Raw records
** Start **

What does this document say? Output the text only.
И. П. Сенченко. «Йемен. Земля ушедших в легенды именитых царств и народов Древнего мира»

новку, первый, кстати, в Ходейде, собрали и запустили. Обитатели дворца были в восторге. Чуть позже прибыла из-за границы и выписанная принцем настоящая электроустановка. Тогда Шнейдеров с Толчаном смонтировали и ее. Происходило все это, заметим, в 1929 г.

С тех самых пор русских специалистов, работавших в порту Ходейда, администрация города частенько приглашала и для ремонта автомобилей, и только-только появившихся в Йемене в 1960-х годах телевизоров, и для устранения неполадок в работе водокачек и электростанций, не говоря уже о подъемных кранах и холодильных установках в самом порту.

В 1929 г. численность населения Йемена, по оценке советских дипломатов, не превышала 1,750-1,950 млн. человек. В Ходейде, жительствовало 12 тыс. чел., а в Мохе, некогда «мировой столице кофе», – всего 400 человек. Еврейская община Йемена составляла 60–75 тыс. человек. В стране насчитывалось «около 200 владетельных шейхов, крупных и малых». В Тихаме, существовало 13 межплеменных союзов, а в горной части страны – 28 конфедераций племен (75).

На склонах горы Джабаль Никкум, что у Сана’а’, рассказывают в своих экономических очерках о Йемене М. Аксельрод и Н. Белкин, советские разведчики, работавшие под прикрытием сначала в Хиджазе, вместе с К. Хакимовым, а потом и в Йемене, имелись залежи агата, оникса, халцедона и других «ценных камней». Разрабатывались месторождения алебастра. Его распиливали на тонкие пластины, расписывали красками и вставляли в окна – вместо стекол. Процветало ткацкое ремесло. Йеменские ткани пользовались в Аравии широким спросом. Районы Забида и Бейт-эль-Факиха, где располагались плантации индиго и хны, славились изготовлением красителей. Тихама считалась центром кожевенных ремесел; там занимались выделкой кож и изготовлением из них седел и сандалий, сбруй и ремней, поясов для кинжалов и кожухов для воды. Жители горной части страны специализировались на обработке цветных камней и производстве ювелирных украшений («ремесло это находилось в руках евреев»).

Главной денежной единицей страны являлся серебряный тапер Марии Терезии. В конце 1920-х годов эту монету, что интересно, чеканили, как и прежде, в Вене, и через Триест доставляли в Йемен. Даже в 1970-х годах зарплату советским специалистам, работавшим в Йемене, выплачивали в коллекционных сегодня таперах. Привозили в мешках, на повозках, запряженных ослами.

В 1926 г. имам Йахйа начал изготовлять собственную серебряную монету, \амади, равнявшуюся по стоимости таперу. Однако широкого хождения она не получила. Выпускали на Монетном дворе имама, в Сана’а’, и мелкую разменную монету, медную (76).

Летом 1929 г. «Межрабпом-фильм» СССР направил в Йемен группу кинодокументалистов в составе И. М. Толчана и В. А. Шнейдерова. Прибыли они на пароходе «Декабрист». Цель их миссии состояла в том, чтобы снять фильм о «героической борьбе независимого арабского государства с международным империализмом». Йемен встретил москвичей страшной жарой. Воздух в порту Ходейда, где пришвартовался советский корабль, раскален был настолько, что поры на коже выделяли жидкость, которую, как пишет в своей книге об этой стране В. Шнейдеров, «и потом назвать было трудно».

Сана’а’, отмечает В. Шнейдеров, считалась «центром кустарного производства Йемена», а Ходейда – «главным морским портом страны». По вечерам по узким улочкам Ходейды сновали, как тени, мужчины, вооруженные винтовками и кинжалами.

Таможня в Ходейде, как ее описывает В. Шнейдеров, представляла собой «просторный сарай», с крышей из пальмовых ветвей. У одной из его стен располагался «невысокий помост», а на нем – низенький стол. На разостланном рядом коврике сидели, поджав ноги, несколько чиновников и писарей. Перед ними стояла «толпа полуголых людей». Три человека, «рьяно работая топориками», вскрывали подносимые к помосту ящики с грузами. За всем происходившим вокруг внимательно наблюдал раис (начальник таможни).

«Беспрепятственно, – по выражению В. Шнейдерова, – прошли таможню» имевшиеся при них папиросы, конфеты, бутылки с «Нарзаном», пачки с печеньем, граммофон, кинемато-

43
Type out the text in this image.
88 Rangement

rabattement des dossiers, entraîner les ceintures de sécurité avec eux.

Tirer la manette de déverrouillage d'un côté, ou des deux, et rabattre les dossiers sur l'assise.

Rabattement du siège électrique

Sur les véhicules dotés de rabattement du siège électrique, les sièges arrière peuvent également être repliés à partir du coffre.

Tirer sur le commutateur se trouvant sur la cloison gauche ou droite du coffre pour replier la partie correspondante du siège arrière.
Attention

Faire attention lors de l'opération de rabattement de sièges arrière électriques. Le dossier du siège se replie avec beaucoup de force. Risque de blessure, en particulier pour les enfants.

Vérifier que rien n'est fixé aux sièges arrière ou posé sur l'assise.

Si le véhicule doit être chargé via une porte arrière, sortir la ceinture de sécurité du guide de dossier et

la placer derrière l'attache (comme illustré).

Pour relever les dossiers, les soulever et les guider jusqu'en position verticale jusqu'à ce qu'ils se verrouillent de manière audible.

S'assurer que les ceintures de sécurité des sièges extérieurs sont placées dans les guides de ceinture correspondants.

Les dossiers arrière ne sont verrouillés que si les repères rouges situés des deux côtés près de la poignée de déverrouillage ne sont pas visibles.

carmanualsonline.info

** End **

[Required work]: Starting from the line containing "Type out the text in this image." and ending with the final line of the data, reproduce each line exactly as it appears, including no other lines.

[Task output]:
Type out the text in this image.
88 Rangement

rabattement des dossiers, entraîner les ceintures de sécurité avec eux.

Tirer la manette de déverrouillage d'un côté, ou des deux, et rabattre les dossiers sur l'assise.

Rabattement du siège électrique

Sur les véhicules dotés de rabattement du siège électrique, les sièges arrière peuvent également être repliés à partir du coffre.

Tirer sur le commutateur se trouvant sur la cloison gauche ou droite du coffre pour replier la partie correspondante du siège arrière.
Attention

Faire attention lors de l'opération de rabattement de sièges arrière électriques. Le dossier du siège se replie avec beaucoup de force. Risque de blessure, en particulier pour les enfants.

Vérifier que rien n'est fixé aux sièges arrière ou posé sur l'assise.

Si le véhicule doit être chargé via une porte arrière, sortir la ceinture de sécurité du guide de dossier et

la placer derrière l'attache (comme illustré).

Pour relever les dossiers, les soulever et les guider jusqu'en position verticale jusqu'à ce qu'ils se verrouillent de manière audible.

S'assurer que les ceintures de sécurité des sièges extérieurs sont placées dans les guides de ceinture correspondants.

Les dossiers arrière ne sont verrouillés que si les repères rouges situés des deux côtés près de la poignée de déverrouillage ne sont pas visibles.

carmanualsonline.info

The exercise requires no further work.